§ **Stated goal**: Go through the entries and transcribe each one exactly, dropping the pictures.

(Saved entries)

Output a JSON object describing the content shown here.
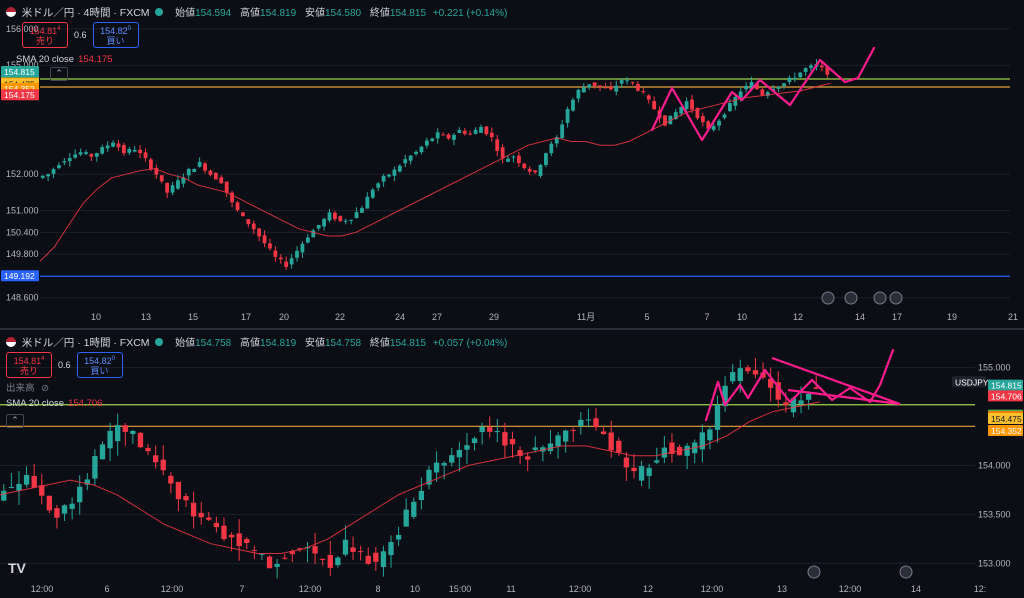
{
  "top": {
    "title": "米ドル／円 · 4時間 · FXCM",
    "ohlc": {
      "o_label": "始値",
      "o": "154.594",
      "h_label": "高値",
      "h": "154.819",
      "l_label": "安値",
      "l": "154.580",
      "c_label": "終値",
      "c": "154.815",
      "change": "+0.221 (+0.14%)"
    },
    "sell": {
      "price": "154.81",
      "sup": "4",
      "label": "売り"
    },
    "buy": {
      "price": "154.82",
      "sup": "0",
      "label": "買い"
    },
    "spread": "0.6",
    "sma_label": "SMA 20 close",
    "sma_value": "154.175"
  },
  "bottom": {
    "title": "米ドル／円 · 1時間 · FXCM",
    "ohlc": {
      "o_label": "始値",
      "o": "154.758",
      "h_label": "高値",
      "h": "154.819",
      "l_label": "安値",
      "l": "154.758",
      "c_label": "終値",
      "c": "154.815",
      "change": "+0.057 (+0.04%)"
    },
    "sell": {
      "price": "154.81",
      "sup": "4",
      "label": "売り"
    },
    "buy": {
      "price": "154.82",
      "sup": "0",
      "label": "買い"
    },
    "spread": "0.6",
    "volume_label": "出来高",
    "sma_label": "SMA 20 close",
    "sma_value": "154.706"
  },
  "chart_data": [
    {
      "type": "candlestick",
      "title": "米ドル／円 · 4時間 · FXCM",
      "ylim": [
        148.4,
        156.3
      ],
      "y_ticks": [
        "156.000",
        "155.000",
        "152.000",
        "151.000",
        "150.400",
        "149.800",
        "148.600"
      ],
      "x_ticks": [
        "10",
        "13",
        "15",
        "17",
        "20",
        "22",
        "24",
        "27",
        "29",
        "11月",
        "5",
        "7",
        "10",
        "12",
        "14",
        "17",
        "19",
        "21"
      ],
      "price_tags": [
        {
          "label": "154.815",
          "sub": "49:04",
          "color": "#26a69a",
          "value": 154.815
        },
        {
          "label": "154.509",
          "color": "#4caf50",
          "value": 154.509
        },
        {
          "label": "154.494",
          "color": "#f57c00",
          "value": 154.494
        },
        {
          "label": "154.475",
          "color": "#fbc02d",
          "value": 154.475
        },
        {
          "label": "154.352",
          "color": "#ff9800",
          "value": 154.352
        },
        {
          "label": "154.175",
          "color": "#f23645",
          "value": 154.175
        },
        {
          "label": "149.192",
          "color": "#2962ff",
          "value": 149.192
        }
      ],
      "h_lines": [
        {
          "value": 154.62,
          "color": "#9bd34b"
        },
        {
          "value": 154.4,
          "color": "#e6a23c"
        },
        {
          "value": 149.192,
          "color": "#2962ff"
        }
      ],
      "close_path": [
        152.0,
        152.3,
        152.5,
        152.6,
        152.5,
        152.7,
        152.9,
        152.6,
        152.7,
        152.4,
        152.0,
        151.5,
        151.8,
        152.1,
        152.3,
        152.0,
        151.8,
        151.2,
        150.8,
        150.5,
        150.1,
        149.7,
        149.5,
        149.9,
        150.3,
        150.6,
        150.9,
        150.7,
        150.8,
        151.1,
        151.6,
        151.9,
        152.1,
        152.4,
        152.6,
        152.9,
        153.1,
        153.0,
        153.2,
        153.1,
        153.3,
        153.0,
        152.4,
        152.5,
        152.2,
        152.0,
        152.6,
        153.0,
        153.8,
        154.3,
        154.5,
        154.4,
        154.3,
        154.6,
        154.5,
        154.2,
        153.8,
        153.4,
        153.7,
        154.0,
        153.6,
        153.2,
        153.5,
        153.9,
        154.3,
        154.5,
        154.2,
        154.4,
        154.5,
        154.7,
        154.9,
        155.0,
        154.8
      ],
      "sma_path": [
        149.6,
        150.0,
        150.6,
        151.2,
        151.6,
        151.9,
        152.0,
        152.1,
        152.15,
        152.0,
        151.9,
        151.7,
        151.6,
        151.5,
        151.3,
        151.1,
        150.9,
        150.7,
        150.5,
        150.4,
        150.3,
        150.3,
        150.4,
        150.6,
        150.8,
        151.0,
        151.2,
        151.4,
        151.6,
        151.8,
        152.0,
        152.2,
        152.4,
        152.6,
        152.8,
        152.9,
        153.0,
        152.9,
        152.9,
        152.8,
        152.8,
        152.9,
        153.1,
        153.3,
        153.5,
        153.7,
        153.8,
        153.9,
        154.0,
        154.1,
        154.15,
        154.2,
        154.25,
        154.3,
        154.4,
        154.5
      ],
      "drawn_pattern": "pink zigzag and curve"
    },
    {
      "type": "candlestick",
      "title": "米ドル／円 · 1時間 · FXCM",
      "ylim": [
        152.85,
        155.2
      ],
      "y_ticks": [
        "155.000",
        "154.000",
        "153.500",
        "153.000"
      ],
      "x_ticks": [
        "12:00",
        "6",
        "12:00",
        "7",
        "12:00",
        "8",
        "10",
        "15:00",
        "11",
        "12:00",
        "12",
        "12:00",
        "13",
        "12:00",
        "14",
        "12:"
      ],
      "price_tags": [
        {
          "label": "USDJPY",
          "color": "#1e222d",
          "value": 154.85
        },
        {
          "label": "154.815",
          "sub": "49:05",
          "color": "#26a69a",
          "value": 154.815
        },
        {
          "label": "154.706",
          "color": "#f23645",
          "value": 154.706
        },
        {
          "label": "154.509",
          "color": "#4caf50",
          "value": 154.509
        },
        {
          "label": "154.494",
          "color": "#f57c00",
          "value": 154.494
        },
        {
          "label": "154.475",
          "color": "#fbc02d",
          "value": 154.475
        },
        {
          "label": "154.352",
          "color": "#ff9800",
          "value": 154.352
        }
      ],
      "h_lines": [
        {
          "value": 154.62,
          "color": "#9bd34b"
        },
        {
          "value": 154.4,
          "color": "#e6a23c"
        }
      ],
      "close_path": [
        153.8,
        153.9,
        153.7,
        153.5,
        153.6,
        153.9,
        154.2,
        154.4,
        154.3,
        154.1,
        153.9,
        153.7,
        153.5,
        153.4,
        153.3,
        153.2,
        153.1,
        153.0,
        153.1,
        153.2,
        153.1,
        153.0,
        153.2,
        153.1,
        153.0,
        153.2,
        153.5,
        153.8,
        154.0,
        154.1,
        154.2,
        154.4,
        154.3,
        154.2,
        154.1,
        154.2,
        154.3,
        154.4,
        154.5,
        154.3,
        154.1,
        153.9,
        154.0,
        154.2,
        154.1,
        154.2,
        154.4,
        154.8,
        155.0,
        154.9,
        154.8,
        154.6,
        154.7,
        154.8
      ],
      "sma_path": [
        153.7,
        153.75,
        153.8,
        153.85,
        153.8,
        153.7,
        153.55,
        153.4,
        153.3,
        153.2,
        153.15,
        153.1,
        153.1,
        153.15,
        153.25,
        153.4,
        153.55,
        153.7,
        153.8,
        153.9,
        154.0,
        154.05,
        154.1,
        154.15,
        154.2,
        154.2,
        154.15,
        154.1,
        154.1,
        154.15,
        154.2,
        154.3,
        154.45,
        154.55,
        154.6,
        154.65
      ],
      "drawn_pattern": "pink triangle and zigzag"
    }
  ],
  "colors": {
    "up": "#26a69a",
    "down": "#f23645",
    "sma": "#f23645",
    "pattern": "#ff1c8d"
  }
}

§ **Solved problem**:
Output a JSON object describing the content shown here.
{
  "top": {
    "title": "米ドル／円 · 4時間 · FXCM",
    "ohlc": {
      "o_label": "始値",
      "o": "154.594",
      "h_label": "高値",
      "h": "154.819",
      "l_label": "安値",
      "l": "154.580",
      "c_label": "終値",
      "c": "154.815",
      "change": "+0.221 (+0.14%)"
    },
    "sell": {
      "price": "154.81",
      "sup": "4",
      "label": "売り"
    },
    "buy": {
      "price": "154.82",
      "sup": "0",
      "label": "買い"
    },
    "spread": "0.6",
    "sma_label": "SMA 20 close",
    "sma_value": "154.175"
  },
  "bottom": {
    "title": "米ドル／円 · 1時間 · FXCM",
    "ohlc": {
      "o_label": "始値",
      "o": "154.758",
      "h_label": "高値",
      "h": "154.819",
      "l_label": "安値",
      "l": "154.758",
      "c_label": "終値",
      "c": "154.815",
      "change": "+0.057 (+0.04%)"
    },
    "sell": {
      "price": "154.81",
      "sup": "4",
      "label": "売り"
    },
    "buy": {
      "price": "154.82",
      "sup": "0",
      "label": "買い"
    },
    "spread": "0.6",
    "volume_label": "出来高",
    "sma_label": "SMA 20 close",
    "sma_value": "154.706"
  },
  "chart_data": [
    {
      "type": "candlestick",
      "title": "米ドル／円 · 4時間 · FXCM",
      "ylim": [
        148.4,
        156.3
      ],
      "y_ticks": [
        "156.000",
        "155.000",
        "152.000",
        "151.000",
        "150.400",
        "149.800",
        "148.600"
      ],
      "x_ticks": [
        "10",
        "13",
        "15",
        "17",
        "20",
        "22",
        "24",
        "27",
        "29",
        "11月",
        "5",
        "7",
        "10",
        "12",
        "14",
        "17",
        "19",
        "21"
      ],
      "price_tags": [
        {
          "label": "154.815",
          "sub": "49:04",
          "color": "#26a69a",
          "value": 154.815
        },
        {
          "label": "154.509",
          "color": "#4caf50",
          "value": 154.509
        },
        {
          "label": "154.494",
          "color": "#f57c00",
          "value": 154.494
        },
        {
          "label": "154.475",
          "color": "#fbc02d",
          "value": 154.475
        },
        {
          "label": "154.352",
          "color": "#ff9800",
          "value": 154.352
        },
        {
          "label": "154.175",
          "color": "#f23645",
          "value": 154.175
        },
        {
          "label": "149.192",
          "color": "#2962ff",
          "value": 149.192
        }
      ],
      "h_lines": [
        {
          "value": 154.62,
          "color": "#9bd34b"
        },
        {
          "value": 154.4,
          "color": "#e6a23c"
        },
        {
          "value": 149.192,
          "color": "#2962ff"
        }
      ],
      "close_path": [
        152.0,
        152.3,
        152.5,
        152.6,
        152.5,
        152.7,
        152.9,
        152.6,
        152.7,
        152.4,
        152.0,
        151.5,
        151.8,
        152.1,
        152.3,
        152.0,
        151.8,
        151.2,
        150.8,
        150.5,
        150.1,
        149.7,
        149.5,
        149.9,
        150.3,
        150.6,
        150.9,
        150.7,
        150.8,
        151.1,
        151.6,
        151.9,
        152.1,
        152.4,
        152.6,
        152.9,
        153.1,
        153.0,
        153.2,
        153.1,
        153.3,
        153.0,
        152.4,
        152.5,
        152.2,
        152.0,
        152.6,
        153.0,
        153.8,
        154.3,
        154.5,
        154.4,
        154.3,
        154.6,
        154.5,
        154.2,
        153.8,
        153.4,
        153.7,
        154.0,
        153.6,
        153.2,
        153.5,
        153.9,
        154.3,
        154.5,
        154.2,
        154.4,
        154.5,
        154.7,
        154.9,
        155.0,
        154.8
      ],
      "sma_path": [
        149.6,
        150.0,
        150.6,
        151.2,
        151.6,
        151.9,
        152.0,
        152.1,
        152.15,
        152.0,
        151.9,
        151.7,
        151.6,
        151.5,
        151.3,
        151.1,
        150.9,
        150.7,
        150.5,
        150.4,
        150.3,
        150.3,
        150.4,
        150.6,
        150.8,
        151.0,
        151.2,
        151.4,
        151.6,
        151.8,
        152.0,
        152.2,
        152.4,
        152.6,
        152.8,
        152.9,
        153.0,
        152.9,
        152.9,
        152.8,
        152.8,
        152.9,
        153.1,
        153.3,
        153.5,
        153.7,
        153.8,
        153.9,
        154.0,
        154.1,
        154.15,
        154.2,
        154.25,
        154.3,
        154.4,
        154.5
      ],
      "drawn_pattern": "pink zigzag and curve"
    },
    {
      "type": "candlestick",
      "title": "米ドル／円 · 1時間 · FXCM",
      "ylim": [
        152.85,
        155.2
      ],
      "y_ticks": [
        "155.000",
        "154.000",
        "153.500",
        "153.000"
      ],
      "x_ticks": [
        "12:00",
        "6",
        "12:00",
        "7",
        "12:00",
        "8",
        "10",
        "15:00",
        "11",
        "12:00",
        "12",
        "12:00",
        "13",
        "12:00",
        "14",
        "12:"
      ],
      "price_tags": [
        {
          "label": "USDJPY",
          "color": "#1e222d",
          "value": 154.85
        },
        {
          "label": "154.815",
          "sub": "49:05",
          "color": "#26a69a",
          "value": 154.815
        },
        {
          "label": "154.706",
          "color": "#f23645",
          "value": 154.706
        },
        {
          "label": "154.509",
          "color": "#4caf50",
          "value": 154.509
        },
        {
          "label": "154.494",
          "color": "#f57c00",
          "value": 154.494
        },
        {
          "label": "154.475",
          "color": "#fbc02d",
          "value": 154.475
        },
        {
          "label": "154.352",
          "color": "#ff9800",
          "value": 154.352
        }
      ],
      "h_lines": [
        {
          "value": 154.62,
          "color": "#9bd34b"
        },
        {
          "value": 154.4,
          "color": "#e6a23c"
        }
      ],
      "close_path": [
        153.8,
        153.9,
        153.7,
        153.5,
        153.6,
        153.9,
        154.2,
        154.4,
        154.3,
        154.1,
        153.9,
        153.7,
        153.5,
        153.4,
        153.3,
        153.2,
        153.1,
        153.0,
        153.1,
        153.2,
        153.1,
        153.0,
        153.2,
        153.1,
        153.0,
        153.2,
        153.5,
        153.8,
        154.0,
        154.1,
        154.2,
        154.4,
        154.3,
        154.2,
        154.1,
        154.2,
        154.3,
        154.4,
        154.5,
        154.3,
        154.1,
        153.9,
        154.0,
        154.2,
        154.1,
        154.2,
        154.4,
        154.8,
        155.0,
        154.9,
        154.8,
        154.6,
        154.7,
        154.8
      ],
      "sma_path": [
        153.7,
        153.75,
        153.8,
        153.85,
        153.8,
        153.7,
        153.55,
        153.4,
        153.3,
        153.2,
        153.15,
        153.1,
        153.1,
        153.15,
        153.25,
        153.4,
        153.55,
        153.7,
        153.8,
        153.9,
        154.0,
        154.05,
        154.1,
        154.15,
        154.2,
        154.2,
        154.15,
        154.1,
        154.1,
        154.15,
        154.2,
        154.3,
        154.45,
        154.55,
        154.6,
        154.65
      ],
      "drawn_pattern": "pink triangle and zigzag"
    }
  ],
  "colors": {
    "up": "#26a69a",
    "down": "#f23645",
    "sma": "#f23645",
    "pattern": "#ff1c8d"
  }
}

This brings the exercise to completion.